= Task instructions =
Switch "schematic" to "simplified" in the data from the start up to and including the line with "The first light-guide plate 110 is", and repeat those lines with everything else unchanged. Leave out the pictures.

Saved entries:
- - -

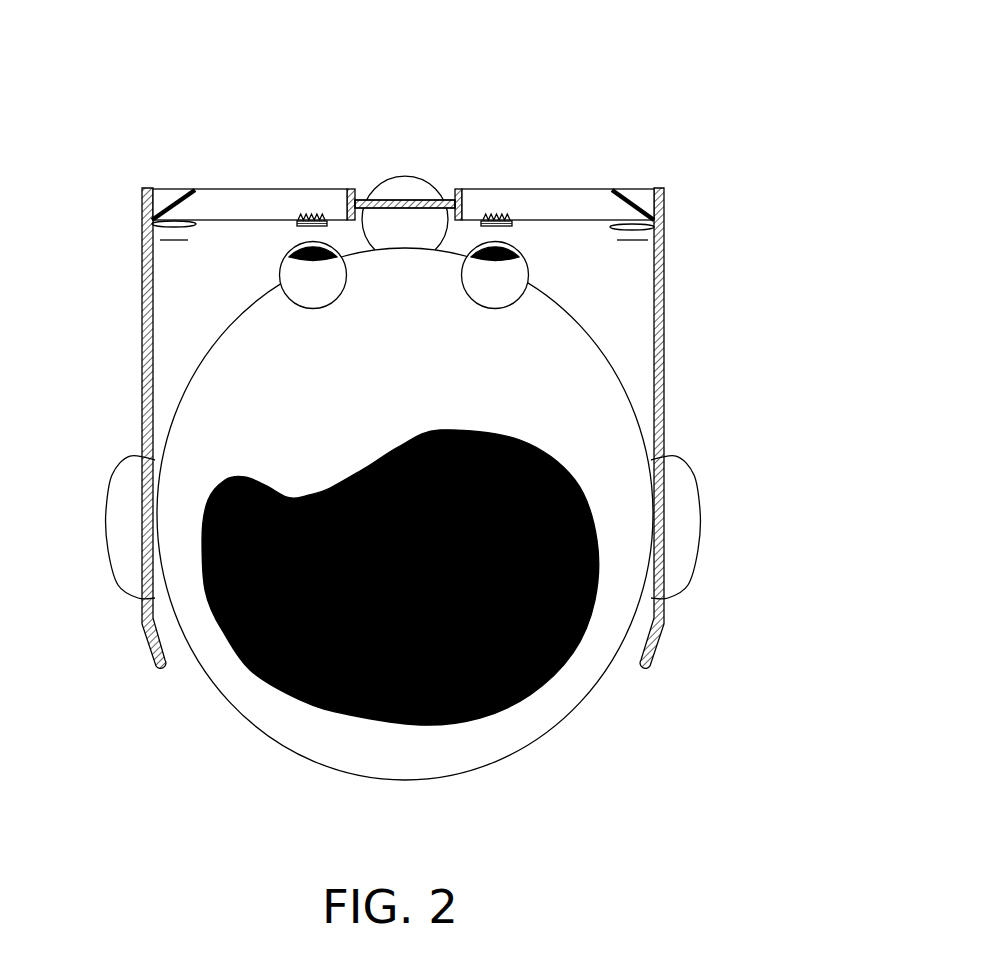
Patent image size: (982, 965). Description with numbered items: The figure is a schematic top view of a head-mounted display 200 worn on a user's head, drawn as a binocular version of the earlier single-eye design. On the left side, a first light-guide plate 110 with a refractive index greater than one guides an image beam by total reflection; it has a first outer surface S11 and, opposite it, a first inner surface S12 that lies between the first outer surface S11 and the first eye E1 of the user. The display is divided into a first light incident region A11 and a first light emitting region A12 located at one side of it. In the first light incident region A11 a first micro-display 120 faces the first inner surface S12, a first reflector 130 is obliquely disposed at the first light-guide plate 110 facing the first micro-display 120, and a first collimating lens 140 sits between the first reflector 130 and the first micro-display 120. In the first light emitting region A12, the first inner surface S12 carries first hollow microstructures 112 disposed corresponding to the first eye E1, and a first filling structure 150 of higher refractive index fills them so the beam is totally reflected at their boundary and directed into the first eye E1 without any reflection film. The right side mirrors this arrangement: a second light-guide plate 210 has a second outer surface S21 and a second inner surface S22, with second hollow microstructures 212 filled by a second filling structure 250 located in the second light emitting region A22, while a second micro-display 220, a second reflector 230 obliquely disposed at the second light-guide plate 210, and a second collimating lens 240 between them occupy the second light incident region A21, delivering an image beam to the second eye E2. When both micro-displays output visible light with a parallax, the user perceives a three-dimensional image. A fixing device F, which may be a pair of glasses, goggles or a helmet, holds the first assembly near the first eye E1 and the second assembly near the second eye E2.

The head-mounted display 200 is at (741, 71).
The first light-guide plate 110 is at (238, 203).
The first hollow microstructures 112 is at (313, 212).
The first micro-display 120 is at (178, 240).
The first reflector 130 is at (173, 197).
The first collimating lens 140 is at (160, 229).
The first filling structure 150 is at (299, 227).
The second light-guide plate 210 is at (570, 205).
The second hollow microstructures 212 is at (497, 216).
The second micro-display 220 is at (628, 243).
The second reflector 230 is at (635, 198).
The second collimating lens 240 is at (647, 230).
The second filling structure 250 is at (505, 227).
The first outer surface S11 is at (326, 186).
The first inner surface S12 is at (340, 224).
The second outer surface S21 is at (484, 186).
The second inner surface S22 is at (468, 224).
The first eye E1 is at (310, 308).
The second eye E2 is at (497, 308).
The fixing device F is at (662, 428).
The first light incident region A11 is at (195, 117).
The first light emitting region A12 is at (353, 117).
The second light incident region A21 is at (665, 118).
The second light emitting region A22 is at (510, 117).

- - -

= Complete response =
Patent image size: (982, 965). Description with numbered items: The figure is a simplified top view of a head-mounted display 200 worn on a user's head, drawn as a binocular version of the earlier single-eye design. On the left side, a first light-guide plate 110 with a refractive index greater than one guides an image beam by total reflection; it has a first outer surface S11 and, opposite it, a first inner surface S12 that lies between the first outer surface S11 and the first eye E1 of the user. The display is divided into a first light incident region A11 and a first light emitting region A12 located at one side of it. In the first light incident region A11 a first micro-display 120 faces the first inner surface S12, a first reflector 130 is obliquely disposed at the first light-guide plate 110 facing the first micro-display 120, and a first collimating lens 140 sits between the first reflector 130 and the first micro-display 120. In the first light emitting region A12, the first inner surface S12 carries first hollow microstructures 112 disposed corresponding to the first eye E1, and a first filling structure 150 of higher refractive index fills them so the beam is totally reflected at their boundary and directed into the first eye E1 without any reflection film. The right side mirrors this arrangement: a second light-guide plate 210 has a second outer surface S21 and a second inner surface S22, with second hollow microstructures 212 filled by a second filling structure 250 located in the second light emitting region A22, while a second micro-display 220, a second reflector 230 obliquely disposed at the second light-guide plate 210, and a second collimating lens 240 between them occupy the second light incident region A21, delivering an image beam to the second eye E2. When both micro-displays output visible light with a parallax, the user perceives a three-dimensional image. A fixing device F, which may be a pair of glasses, goggles or a helmet, holds the first assembly near the first eye E1 and the second assembly near the second eye E2.

The head-mounted display 200 is at (741, 71).
The first light-guide plate 110 is at (238, 203).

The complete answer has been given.